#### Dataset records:
'''
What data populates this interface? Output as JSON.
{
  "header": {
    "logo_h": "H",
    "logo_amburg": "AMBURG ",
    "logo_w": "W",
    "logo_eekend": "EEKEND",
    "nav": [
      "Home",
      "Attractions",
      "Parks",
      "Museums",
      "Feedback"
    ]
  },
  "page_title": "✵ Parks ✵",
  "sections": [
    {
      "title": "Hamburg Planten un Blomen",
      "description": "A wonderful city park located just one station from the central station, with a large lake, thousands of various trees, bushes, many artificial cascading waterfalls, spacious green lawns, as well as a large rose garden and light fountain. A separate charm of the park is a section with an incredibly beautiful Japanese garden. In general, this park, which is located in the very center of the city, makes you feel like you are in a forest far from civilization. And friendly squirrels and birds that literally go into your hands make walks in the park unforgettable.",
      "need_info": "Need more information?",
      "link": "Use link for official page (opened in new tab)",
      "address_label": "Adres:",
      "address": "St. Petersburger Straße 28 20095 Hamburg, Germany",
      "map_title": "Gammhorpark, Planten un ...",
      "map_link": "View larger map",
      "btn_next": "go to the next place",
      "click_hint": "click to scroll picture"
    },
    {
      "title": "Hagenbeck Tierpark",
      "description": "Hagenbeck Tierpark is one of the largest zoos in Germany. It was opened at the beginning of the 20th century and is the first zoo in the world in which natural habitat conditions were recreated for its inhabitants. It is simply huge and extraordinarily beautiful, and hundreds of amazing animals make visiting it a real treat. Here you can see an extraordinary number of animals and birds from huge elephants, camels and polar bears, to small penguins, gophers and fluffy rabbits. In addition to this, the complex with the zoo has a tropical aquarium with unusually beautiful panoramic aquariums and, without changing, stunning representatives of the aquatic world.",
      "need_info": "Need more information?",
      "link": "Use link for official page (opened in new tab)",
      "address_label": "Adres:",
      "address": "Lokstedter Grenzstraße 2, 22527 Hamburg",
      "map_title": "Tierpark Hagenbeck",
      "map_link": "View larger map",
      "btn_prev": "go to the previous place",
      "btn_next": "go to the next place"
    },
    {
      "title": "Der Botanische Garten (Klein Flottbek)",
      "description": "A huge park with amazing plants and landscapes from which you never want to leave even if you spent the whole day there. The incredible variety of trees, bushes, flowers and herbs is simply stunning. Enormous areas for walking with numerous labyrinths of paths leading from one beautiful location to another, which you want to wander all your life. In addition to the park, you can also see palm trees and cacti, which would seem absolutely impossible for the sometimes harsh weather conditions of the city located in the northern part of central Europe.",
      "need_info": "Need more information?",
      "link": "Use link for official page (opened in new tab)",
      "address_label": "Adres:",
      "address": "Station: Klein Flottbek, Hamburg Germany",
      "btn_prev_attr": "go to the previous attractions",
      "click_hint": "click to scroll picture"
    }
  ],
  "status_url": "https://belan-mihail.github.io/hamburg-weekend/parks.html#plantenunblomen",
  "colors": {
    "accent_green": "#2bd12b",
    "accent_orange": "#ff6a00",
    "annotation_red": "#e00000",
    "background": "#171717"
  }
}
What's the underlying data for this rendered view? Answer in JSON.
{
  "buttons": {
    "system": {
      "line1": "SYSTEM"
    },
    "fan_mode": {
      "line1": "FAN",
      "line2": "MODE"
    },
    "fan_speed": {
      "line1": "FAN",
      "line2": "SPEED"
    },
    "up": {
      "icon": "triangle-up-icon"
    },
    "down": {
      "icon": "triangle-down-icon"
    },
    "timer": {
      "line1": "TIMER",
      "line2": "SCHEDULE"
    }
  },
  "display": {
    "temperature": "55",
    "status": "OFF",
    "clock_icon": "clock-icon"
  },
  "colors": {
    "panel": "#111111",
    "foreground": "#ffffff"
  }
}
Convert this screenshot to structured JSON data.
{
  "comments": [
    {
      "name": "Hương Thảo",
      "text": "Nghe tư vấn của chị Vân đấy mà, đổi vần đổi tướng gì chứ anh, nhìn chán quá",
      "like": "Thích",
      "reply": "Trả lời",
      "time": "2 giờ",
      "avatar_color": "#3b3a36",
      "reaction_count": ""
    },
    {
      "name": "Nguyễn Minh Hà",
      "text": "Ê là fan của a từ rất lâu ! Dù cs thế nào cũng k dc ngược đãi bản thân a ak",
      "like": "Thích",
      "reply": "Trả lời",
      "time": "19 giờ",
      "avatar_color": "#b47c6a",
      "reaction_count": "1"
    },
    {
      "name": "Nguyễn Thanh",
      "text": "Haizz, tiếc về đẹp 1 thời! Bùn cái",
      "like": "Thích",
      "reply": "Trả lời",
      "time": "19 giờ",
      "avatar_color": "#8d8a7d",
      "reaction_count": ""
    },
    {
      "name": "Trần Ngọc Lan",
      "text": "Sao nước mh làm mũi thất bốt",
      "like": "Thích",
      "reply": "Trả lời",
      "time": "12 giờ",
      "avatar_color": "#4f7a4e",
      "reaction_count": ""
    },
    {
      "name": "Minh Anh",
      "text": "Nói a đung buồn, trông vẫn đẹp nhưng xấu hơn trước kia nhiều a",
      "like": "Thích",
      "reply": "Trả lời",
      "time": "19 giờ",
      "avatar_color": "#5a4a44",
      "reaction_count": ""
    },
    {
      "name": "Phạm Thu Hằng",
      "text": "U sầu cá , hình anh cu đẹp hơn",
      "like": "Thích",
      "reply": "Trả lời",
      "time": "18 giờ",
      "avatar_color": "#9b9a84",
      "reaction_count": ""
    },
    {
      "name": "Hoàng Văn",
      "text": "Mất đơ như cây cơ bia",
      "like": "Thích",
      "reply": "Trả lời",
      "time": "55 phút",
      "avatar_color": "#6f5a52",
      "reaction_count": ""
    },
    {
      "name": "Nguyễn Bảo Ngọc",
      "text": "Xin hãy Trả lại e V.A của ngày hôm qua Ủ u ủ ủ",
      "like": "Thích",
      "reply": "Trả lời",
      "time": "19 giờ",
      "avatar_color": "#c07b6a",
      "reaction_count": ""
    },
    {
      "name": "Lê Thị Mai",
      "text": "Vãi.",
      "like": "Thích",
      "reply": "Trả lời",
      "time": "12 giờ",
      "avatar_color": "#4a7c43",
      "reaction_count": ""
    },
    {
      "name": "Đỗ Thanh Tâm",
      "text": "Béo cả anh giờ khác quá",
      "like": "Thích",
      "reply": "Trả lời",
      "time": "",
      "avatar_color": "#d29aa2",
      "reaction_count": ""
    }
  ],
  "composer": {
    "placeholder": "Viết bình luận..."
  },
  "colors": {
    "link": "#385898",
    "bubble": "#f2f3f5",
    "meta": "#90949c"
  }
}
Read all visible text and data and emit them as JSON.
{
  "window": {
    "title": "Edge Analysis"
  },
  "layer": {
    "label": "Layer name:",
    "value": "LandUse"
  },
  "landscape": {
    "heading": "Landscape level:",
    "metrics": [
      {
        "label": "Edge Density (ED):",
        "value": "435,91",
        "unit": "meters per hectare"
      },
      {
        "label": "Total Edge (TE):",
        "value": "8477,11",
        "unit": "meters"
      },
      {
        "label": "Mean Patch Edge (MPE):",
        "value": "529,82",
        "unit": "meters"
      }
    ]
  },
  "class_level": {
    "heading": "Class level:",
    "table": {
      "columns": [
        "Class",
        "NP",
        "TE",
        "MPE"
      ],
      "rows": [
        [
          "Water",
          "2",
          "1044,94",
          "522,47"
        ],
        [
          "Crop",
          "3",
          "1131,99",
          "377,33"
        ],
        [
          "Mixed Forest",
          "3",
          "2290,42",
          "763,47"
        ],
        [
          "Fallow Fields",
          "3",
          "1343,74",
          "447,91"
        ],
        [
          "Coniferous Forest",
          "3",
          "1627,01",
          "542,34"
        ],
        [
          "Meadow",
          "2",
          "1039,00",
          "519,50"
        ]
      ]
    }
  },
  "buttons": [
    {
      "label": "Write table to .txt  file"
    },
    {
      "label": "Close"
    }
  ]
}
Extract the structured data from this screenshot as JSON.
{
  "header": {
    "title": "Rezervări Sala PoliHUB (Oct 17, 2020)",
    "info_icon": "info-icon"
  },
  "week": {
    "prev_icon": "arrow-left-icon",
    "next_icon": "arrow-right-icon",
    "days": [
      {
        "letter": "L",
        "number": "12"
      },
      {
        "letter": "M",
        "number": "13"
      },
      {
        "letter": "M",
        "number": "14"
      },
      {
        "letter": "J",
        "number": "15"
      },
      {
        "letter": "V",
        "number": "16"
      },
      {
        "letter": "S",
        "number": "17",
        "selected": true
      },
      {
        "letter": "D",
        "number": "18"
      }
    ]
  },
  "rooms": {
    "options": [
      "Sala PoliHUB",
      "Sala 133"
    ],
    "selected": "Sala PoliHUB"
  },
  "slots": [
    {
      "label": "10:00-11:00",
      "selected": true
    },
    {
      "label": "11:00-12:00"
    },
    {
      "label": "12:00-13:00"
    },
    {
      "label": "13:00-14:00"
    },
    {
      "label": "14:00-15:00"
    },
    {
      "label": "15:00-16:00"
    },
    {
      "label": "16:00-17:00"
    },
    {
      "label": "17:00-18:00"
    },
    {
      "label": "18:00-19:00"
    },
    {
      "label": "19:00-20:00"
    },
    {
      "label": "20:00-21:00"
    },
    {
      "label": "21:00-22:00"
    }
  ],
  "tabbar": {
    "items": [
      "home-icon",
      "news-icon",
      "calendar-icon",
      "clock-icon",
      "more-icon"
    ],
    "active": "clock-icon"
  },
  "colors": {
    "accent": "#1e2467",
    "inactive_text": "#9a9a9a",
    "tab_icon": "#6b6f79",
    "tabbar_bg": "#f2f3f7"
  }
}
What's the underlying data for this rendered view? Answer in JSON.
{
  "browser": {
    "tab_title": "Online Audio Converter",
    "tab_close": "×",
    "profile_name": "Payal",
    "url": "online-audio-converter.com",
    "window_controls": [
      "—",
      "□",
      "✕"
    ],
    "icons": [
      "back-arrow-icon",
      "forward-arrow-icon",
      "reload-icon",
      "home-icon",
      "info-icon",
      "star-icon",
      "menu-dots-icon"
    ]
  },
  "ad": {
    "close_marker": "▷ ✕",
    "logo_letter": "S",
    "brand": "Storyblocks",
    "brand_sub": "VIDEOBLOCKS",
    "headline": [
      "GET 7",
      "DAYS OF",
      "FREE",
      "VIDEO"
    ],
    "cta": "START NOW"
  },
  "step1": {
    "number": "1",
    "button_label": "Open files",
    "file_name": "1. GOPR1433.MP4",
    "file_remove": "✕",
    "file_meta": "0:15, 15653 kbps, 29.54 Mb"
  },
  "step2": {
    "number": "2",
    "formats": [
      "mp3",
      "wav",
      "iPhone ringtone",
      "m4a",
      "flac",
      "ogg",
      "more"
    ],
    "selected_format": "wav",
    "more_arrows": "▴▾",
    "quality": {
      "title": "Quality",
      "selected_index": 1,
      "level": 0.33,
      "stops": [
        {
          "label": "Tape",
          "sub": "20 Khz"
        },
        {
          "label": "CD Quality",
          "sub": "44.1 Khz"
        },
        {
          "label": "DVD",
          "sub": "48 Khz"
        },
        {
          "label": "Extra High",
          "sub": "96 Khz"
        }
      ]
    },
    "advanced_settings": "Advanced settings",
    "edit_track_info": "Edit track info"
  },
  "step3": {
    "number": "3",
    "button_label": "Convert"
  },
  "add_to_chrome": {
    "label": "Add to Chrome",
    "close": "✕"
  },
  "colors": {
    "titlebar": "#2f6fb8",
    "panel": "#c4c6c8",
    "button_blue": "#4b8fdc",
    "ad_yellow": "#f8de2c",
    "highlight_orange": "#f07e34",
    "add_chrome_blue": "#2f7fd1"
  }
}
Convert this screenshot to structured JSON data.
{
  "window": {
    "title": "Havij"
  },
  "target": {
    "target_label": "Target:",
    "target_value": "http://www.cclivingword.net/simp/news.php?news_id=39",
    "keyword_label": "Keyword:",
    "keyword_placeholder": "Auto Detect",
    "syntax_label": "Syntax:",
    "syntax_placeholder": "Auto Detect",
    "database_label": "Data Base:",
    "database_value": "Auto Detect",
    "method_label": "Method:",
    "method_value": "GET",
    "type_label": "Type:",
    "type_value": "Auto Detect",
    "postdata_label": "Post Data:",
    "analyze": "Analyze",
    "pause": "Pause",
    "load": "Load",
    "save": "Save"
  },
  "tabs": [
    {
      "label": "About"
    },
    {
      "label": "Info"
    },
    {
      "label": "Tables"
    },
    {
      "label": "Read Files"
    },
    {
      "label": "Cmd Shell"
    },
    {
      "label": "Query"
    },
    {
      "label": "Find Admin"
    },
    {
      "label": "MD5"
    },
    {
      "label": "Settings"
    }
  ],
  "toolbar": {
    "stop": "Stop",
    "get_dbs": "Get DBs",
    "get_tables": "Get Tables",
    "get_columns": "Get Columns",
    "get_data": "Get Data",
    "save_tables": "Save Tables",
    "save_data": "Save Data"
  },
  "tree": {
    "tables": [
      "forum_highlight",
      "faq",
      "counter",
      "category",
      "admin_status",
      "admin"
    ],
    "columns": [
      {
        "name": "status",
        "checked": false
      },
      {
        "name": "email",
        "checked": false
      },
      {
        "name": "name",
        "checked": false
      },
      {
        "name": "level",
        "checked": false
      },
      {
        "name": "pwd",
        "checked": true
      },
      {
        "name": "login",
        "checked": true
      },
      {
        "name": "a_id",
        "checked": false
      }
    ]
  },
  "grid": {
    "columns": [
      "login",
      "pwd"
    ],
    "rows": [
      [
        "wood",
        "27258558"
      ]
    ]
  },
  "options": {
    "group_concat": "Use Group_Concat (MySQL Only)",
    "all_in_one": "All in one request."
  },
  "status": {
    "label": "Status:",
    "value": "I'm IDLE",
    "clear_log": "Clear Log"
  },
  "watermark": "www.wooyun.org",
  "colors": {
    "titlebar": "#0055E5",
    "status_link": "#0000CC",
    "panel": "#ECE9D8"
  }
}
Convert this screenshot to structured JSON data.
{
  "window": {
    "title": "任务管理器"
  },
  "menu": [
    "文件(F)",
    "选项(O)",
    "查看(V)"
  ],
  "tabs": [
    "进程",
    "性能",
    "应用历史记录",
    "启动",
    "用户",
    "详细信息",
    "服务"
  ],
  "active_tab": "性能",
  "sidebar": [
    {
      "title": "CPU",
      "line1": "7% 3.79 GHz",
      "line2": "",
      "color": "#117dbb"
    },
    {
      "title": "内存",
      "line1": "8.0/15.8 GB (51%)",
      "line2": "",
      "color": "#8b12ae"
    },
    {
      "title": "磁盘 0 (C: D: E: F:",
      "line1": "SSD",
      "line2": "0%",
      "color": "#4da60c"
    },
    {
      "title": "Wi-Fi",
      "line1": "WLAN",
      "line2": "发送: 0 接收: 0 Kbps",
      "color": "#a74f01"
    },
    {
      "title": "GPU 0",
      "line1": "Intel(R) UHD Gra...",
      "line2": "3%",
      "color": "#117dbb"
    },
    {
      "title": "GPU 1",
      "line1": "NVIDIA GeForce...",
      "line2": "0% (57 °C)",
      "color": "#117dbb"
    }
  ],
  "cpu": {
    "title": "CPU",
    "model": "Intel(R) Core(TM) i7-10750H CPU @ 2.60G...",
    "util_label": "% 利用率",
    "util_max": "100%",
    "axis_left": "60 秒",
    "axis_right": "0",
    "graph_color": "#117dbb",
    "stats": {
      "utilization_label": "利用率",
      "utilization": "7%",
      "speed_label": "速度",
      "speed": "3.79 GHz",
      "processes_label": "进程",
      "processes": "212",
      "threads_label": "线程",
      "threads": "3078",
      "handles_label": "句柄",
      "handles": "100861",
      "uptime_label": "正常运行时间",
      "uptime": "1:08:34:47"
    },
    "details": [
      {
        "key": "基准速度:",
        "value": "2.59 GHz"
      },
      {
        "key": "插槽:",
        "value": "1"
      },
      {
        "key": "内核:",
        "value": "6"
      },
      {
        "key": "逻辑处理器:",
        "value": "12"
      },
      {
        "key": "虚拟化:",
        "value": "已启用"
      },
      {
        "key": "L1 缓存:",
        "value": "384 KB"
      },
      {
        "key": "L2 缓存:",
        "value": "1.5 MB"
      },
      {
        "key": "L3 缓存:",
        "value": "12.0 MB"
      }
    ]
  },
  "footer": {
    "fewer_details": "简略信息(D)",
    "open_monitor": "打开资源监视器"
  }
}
'''
#### TO DO:
Isolate the lines that hold the word "Nguyễn" and copy all of them.

#### RESULT FOR THIS EXERCISE:
      "name": "Nguyễn Minh Hà",
      "name": "Nguyễn Thanh",
      "name": "Nguyễn Bảo Ngọc",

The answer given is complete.